THE RECORDS:
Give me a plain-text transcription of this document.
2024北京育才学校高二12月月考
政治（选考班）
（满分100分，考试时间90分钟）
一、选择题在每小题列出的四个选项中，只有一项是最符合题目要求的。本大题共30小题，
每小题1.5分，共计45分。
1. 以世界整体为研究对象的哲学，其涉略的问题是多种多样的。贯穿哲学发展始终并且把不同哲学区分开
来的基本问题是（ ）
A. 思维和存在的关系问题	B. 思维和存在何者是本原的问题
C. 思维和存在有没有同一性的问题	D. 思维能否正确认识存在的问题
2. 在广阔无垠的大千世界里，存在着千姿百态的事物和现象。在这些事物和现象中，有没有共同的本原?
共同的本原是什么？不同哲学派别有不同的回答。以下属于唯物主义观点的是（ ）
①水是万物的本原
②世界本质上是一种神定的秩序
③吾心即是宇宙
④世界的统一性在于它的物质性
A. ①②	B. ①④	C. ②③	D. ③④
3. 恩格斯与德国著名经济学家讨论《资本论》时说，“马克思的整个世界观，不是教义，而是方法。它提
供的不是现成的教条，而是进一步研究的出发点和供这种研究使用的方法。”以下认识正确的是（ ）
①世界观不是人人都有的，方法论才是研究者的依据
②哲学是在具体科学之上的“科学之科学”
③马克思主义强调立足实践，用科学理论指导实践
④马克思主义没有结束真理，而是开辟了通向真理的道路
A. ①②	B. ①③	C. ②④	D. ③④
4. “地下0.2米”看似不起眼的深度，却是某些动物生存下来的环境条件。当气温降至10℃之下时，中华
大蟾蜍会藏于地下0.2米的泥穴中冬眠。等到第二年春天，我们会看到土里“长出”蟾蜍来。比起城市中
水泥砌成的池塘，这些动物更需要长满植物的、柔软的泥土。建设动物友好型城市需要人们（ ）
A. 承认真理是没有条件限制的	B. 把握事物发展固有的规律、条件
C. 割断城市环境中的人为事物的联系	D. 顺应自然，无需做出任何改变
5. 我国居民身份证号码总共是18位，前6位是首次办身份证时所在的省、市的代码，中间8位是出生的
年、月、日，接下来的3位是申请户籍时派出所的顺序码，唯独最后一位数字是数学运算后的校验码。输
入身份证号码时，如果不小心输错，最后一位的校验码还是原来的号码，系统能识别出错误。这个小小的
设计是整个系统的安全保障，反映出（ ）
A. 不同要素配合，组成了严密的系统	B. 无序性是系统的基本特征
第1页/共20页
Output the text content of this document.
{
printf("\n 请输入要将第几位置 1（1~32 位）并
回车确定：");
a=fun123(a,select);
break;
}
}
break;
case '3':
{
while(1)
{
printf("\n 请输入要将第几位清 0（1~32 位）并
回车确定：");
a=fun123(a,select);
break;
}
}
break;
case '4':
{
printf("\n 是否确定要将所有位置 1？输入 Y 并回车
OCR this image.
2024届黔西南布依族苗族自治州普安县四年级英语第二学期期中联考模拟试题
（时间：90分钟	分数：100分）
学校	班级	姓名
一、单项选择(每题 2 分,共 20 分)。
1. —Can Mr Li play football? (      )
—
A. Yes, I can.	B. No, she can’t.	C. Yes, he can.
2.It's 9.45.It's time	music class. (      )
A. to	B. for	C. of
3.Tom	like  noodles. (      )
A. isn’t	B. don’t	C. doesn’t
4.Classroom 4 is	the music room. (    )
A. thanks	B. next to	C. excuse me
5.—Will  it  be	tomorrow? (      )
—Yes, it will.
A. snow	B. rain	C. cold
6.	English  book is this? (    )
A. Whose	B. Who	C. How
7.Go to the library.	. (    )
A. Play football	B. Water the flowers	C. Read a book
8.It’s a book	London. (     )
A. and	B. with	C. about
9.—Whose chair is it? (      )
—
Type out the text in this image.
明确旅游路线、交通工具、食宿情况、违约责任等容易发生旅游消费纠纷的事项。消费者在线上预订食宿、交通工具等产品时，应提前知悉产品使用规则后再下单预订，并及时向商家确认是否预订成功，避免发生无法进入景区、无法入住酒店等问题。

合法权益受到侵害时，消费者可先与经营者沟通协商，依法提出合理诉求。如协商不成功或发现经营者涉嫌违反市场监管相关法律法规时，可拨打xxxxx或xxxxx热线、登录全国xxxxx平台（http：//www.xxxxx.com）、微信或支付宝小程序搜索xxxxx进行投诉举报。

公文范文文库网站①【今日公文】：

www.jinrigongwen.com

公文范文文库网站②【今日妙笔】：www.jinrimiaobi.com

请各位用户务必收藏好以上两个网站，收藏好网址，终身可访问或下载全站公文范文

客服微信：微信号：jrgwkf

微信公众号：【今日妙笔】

EXERCISE DIRECTIONS: For this exercise, please retype exactly the lines in the listing from the line with "Type out the text in this image." through its last line, both ends included.

SOLUTION:
Type out the text in this image.
明确旅游路线、交通工具、食宿情况、违约责任等容易发生旅游消费纠纷的事项。消费者在线上预订食宿、交通工具等产品时，应提前知悉产品使用规则后再下单预订，并及时向商家确认是否预订成功，避免发生无法进入景区、无法入住酒店等问题。

合法权益受到侵害时，消费者可先与经营者沟通协商，依法提出合理诉求。如协商不成功或发现经营者涉嫌违反市场监管相关法律法规时，可拨打xxxxx或xxxxx热线、登录全国xxxxx平台（http：//www.xxxxx.com）、微信或支付宝小程序搜索xxxxx进行投诉举报。

公文范文文库网站①【今日公文】：

www.jinrigongwen.com

公文范文文库网站②【今日妙笔】：www.jinrimiaobi.com

请各位用户务必收藏好以上两个网站，收藏好网址，终身可访问或下载全站公文范文

客服微信：微信号：jrgwkf

微信公众号：【今日妙笔】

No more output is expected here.